- **TASK GOAL**: Only lines holding the word "screenshot" are wanted from the records; copy all of them.

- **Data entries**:
------------------------------------------------------------------------
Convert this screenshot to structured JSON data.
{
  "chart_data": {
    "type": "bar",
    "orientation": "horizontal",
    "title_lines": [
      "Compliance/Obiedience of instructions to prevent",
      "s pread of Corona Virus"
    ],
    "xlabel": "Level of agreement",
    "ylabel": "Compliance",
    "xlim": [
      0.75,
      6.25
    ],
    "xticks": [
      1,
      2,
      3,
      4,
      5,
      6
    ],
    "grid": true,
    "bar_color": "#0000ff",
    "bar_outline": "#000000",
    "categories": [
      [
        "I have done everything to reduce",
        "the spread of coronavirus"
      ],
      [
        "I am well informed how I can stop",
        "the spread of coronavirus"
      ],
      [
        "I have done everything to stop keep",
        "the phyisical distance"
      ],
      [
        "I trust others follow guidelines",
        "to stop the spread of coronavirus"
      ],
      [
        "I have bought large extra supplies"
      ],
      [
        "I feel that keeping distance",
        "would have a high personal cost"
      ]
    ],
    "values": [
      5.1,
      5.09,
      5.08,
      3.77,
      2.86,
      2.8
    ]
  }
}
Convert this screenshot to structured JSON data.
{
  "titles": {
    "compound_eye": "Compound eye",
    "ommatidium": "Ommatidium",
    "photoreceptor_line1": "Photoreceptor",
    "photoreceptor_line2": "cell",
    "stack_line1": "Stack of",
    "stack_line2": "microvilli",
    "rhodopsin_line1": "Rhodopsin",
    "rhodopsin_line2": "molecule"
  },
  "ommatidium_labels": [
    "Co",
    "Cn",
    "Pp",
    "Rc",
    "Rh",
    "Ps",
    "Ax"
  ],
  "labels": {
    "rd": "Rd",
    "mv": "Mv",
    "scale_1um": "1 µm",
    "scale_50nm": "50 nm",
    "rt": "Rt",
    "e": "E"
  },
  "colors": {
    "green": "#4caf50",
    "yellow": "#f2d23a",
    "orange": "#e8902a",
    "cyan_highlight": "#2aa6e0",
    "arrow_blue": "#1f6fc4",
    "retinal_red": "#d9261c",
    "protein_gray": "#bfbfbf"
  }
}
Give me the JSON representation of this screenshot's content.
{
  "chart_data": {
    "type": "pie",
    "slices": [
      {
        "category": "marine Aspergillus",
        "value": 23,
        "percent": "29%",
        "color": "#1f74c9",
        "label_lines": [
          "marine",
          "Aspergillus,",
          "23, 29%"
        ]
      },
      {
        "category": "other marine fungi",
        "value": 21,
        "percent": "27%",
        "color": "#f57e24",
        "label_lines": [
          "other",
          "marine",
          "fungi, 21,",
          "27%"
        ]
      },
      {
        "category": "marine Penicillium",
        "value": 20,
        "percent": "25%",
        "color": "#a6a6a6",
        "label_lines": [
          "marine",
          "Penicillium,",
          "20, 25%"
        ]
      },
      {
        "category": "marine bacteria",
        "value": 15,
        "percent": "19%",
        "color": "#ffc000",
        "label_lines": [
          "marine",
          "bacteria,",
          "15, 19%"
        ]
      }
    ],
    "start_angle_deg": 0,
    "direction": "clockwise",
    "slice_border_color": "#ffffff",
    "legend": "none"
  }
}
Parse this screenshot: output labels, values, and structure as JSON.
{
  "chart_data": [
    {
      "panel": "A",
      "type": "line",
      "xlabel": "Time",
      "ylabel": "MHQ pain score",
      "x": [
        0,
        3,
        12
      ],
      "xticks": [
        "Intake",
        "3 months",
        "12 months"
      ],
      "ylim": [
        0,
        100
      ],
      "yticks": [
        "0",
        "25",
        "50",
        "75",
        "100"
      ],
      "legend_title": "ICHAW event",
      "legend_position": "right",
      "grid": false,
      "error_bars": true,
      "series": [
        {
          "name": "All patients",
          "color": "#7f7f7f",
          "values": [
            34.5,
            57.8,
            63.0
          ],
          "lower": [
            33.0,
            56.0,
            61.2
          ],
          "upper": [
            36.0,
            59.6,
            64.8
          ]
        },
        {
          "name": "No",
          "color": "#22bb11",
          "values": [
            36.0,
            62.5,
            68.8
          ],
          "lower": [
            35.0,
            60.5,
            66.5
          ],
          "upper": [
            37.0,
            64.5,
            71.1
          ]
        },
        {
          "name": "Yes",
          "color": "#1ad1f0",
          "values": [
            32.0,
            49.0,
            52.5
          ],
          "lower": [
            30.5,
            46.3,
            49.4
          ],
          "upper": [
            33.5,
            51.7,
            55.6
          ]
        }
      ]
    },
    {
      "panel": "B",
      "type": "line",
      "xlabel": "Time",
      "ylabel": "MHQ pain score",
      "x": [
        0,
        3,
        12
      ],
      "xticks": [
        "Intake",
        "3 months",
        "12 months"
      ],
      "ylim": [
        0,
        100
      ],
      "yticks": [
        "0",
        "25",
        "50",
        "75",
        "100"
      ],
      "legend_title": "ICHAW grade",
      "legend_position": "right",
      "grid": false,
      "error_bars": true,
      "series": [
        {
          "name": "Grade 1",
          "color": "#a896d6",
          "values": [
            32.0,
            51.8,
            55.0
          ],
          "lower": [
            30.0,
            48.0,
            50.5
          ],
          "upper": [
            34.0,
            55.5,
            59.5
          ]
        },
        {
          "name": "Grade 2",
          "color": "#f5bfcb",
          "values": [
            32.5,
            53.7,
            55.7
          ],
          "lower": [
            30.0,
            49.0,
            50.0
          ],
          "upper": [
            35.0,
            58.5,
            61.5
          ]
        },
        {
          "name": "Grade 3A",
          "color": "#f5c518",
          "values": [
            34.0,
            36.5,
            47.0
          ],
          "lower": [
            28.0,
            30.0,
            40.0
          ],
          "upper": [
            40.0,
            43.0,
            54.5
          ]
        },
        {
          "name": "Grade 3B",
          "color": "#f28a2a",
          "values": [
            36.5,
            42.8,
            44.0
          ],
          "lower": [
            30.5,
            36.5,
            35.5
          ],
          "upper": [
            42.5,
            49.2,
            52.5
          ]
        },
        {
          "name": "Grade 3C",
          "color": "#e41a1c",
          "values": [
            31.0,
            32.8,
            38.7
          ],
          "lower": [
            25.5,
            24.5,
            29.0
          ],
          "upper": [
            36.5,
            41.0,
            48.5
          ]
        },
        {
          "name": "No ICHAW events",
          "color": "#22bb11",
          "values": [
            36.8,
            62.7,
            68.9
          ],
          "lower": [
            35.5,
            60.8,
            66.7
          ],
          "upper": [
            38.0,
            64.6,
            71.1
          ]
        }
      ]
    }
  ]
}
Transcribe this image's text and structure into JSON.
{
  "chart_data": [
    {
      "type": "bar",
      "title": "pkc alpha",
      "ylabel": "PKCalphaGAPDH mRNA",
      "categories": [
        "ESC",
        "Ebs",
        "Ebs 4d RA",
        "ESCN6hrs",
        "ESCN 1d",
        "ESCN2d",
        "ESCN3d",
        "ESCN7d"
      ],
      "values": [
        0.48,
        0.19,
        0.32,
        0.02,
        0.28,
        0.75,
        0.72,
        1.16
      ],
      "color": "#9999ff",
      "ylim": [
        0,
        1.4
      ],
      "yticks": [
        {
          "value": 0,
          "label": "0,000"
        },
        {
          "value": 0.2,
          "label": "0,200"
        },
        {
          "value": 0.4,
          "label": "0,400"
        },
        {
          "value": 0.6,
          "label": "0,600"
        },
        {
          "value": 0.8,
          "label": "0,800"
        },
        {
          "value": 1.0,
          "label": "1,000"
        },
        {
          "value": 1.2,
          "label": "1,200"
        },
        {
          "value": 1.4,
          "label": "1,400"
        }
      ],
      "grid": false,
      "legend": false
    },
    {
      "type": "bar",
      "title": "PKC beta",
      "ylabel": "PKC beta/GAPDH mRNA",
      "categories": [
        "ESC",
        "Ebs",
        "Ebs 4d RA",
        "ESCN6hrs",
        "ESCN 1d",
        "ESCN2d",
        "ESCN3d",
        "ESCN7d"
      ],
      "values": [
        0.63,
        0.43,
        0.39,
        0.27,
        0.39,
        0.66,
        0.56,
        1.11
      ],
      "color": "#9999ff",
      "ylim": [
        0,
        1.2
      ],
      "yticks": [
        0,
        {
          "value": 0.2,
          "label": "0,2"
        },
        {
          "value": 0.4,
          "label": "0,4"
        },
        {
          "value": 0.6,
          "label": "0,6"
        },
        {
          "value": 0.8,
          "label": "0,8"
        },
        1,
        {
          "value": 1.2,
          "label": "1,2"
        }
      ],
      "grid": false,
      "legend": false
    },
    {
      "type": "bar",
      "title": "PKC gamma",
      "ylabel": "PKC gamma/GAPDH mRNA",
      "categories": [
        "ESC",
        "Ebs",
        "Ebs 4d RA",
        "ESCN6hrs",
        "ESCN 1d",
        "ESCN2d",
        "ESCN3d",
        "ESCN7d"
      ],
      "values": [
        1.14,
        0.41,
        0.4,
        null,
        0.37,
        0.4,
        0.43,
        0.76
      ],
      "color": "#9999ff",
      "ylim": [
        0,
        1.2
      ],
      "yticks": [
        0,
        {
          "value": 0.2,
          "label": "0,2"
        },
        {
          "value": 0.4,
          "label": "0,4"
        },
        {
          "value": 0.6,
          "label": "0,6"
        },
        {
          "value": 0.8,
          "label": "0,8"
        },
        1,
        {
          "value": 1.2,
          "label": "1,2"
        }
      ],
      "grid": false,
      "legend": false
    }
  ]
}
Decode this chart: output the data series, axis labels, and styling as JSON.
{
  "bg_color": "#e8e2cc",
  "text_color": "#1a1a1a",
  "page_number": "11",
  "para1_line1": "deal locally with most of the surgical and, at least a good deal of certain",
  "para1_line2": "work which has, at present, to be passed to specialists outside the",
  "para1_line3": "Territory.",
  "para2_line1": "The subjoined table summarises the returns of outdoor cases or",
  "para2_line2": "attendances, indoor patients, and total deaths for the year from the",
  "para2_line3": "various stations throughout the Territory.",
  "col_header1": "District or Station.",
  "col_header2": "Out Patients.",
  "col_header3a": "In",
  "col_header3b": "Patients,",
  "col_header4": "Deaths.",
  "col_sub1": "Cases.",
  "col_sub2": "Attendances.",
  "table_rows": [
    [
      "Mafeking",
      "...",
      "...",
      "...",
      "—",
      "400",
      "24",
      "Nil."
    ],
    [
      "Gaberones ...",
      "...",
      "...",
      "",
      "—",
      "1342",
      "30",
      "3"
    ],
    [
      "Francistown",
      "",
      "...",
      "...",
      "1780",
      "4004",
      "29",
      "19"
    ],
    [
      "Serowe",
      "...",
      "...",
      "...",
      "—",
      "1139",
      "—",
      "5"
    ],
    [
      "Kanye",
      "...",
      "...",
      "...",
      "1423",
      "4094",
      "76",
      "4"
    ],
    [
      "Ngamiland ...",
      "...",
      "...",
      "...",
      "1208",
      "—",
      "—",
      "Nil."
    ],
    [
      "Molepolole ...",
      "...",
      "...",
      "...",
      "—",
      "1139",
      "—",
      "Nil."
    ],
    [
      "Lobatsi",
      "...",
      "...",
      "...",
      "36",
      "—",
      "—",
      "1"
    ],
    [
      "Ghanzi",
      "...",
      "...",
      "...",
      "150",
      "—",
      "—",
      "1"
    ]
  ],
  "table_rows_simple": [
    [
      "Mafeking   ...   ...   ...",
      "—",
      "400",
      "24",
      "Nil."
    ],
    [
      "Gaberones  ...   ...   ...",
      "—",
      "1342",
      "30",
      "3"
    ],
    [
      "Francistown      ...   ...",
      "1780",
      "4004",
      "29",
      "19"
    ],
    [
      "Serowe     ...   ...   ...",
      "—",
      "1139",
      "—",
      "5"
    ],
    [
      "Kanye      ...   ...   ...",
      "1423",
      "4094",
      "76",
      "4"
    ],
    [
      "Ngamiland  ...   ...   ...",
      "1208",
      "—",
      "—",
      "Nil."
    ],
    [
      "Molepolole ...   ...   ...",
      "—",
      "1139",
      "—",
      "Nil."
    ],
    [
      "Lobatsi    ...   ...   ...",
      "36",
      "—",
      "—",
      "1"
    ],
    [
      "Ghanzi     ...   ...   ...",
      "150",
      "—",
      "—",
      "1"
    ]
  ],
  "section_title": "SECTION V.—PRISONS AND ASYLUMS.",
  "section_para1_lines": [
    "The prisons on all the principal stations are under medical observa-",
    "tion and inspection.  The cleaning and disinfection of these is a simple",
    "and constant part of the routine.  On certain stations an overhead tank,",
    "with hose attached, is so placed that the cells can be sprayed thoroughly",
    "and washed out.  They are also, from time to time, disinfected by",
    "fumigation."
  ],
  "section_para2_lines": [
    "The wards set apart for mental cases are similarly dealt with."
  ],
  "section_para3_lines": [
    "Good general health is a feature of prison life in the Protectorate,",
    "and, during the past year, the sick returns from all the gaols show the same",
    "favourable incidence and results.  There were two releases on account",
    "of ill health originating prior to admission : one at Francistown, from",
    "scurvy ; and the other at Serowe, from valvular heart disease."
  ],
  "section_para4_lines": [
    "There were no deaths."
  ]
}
------------------------------------------------------------------------
- **ANSWER SPACE**:
Convert this screenshot to structured JSON data.
Convert this screenshot to structured JSON data.
Give me the JSON representation of this screenshot's content.
Parse this screenshot: output labels, values, and structure as JSON.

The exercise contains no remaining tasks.